- _Aim_
Copy the stretch of entries from the start of the entries through the line containing "x-tick-label: 0.4 bbox=[412, 560, 463, 598]", swapping in "plot-area" wherever "plot-frame" appears and changing nothing else.

- _Dataset entries_

(begin)

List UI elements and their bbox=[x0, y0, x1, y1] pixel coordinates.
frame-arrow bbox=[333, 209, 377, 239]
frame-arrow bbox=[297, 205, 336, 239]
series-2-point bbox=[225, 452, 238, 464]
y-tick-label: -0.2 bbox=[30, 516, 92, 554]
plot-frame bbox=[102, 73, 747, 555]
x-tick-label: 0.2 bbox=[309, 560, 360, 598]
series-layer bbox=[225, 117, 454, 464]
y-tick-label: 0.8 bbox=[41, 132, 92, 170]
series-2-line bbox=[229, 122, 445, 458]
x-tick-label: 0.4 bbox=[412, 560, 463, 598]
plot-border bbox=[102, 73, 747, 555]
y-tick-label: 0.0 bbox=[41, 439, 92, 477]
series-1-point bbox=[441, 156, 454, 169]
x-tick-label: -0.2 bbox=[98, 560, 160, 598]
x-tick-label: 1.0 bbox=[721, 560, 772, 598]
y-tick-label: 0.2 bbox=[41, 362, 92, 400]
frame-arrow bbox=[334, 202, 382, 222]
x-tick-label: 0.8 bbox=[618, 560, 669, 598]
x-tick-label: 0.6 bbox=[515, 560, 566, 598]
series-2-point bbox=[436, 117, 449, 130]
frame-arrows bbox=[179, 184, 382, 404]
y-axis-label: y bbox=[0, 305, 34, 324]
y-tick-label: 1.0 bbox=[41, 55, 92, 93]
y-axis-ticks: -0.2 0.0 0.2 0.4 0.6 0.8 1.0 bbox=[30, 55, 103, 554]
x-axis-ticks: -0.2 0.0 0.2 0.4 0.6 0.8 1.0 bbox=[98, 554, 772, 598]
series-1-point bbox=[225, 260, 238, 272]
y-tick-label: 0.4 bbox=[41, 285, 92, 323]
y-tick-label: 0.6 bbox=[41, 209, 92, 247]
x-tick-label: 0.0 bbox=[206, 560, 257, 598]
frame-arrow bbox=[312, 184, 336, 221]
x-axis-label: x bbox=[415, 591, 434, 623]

(end)

- _Full output_
List UI elements and their bbox=[x0, y0, x1, y1] pixel coordinates.
frame-arrow bbox=[333, 209, 377, 239]
frame-arrow bbox=[297, 205, 336, 239]
series-2-point bbox=[225, 452, 238, 464]
y-tick-label: -0.2 bbox=[30, 516, 92, 554]
plot-area bbox=[102, 73, 747, 555]
x-tick-label: 0.2 bbox=[309, 560, 360, 598]
series-layer bbox=[225, 117, 454, 464]
y-tick-label: 0.8 bbox=[41, 132, 92, 170]
series-2-line bbox=[229, 122, 445, 458]
x-tick-label: 0.4 bbox=[412, 560, 463, 598]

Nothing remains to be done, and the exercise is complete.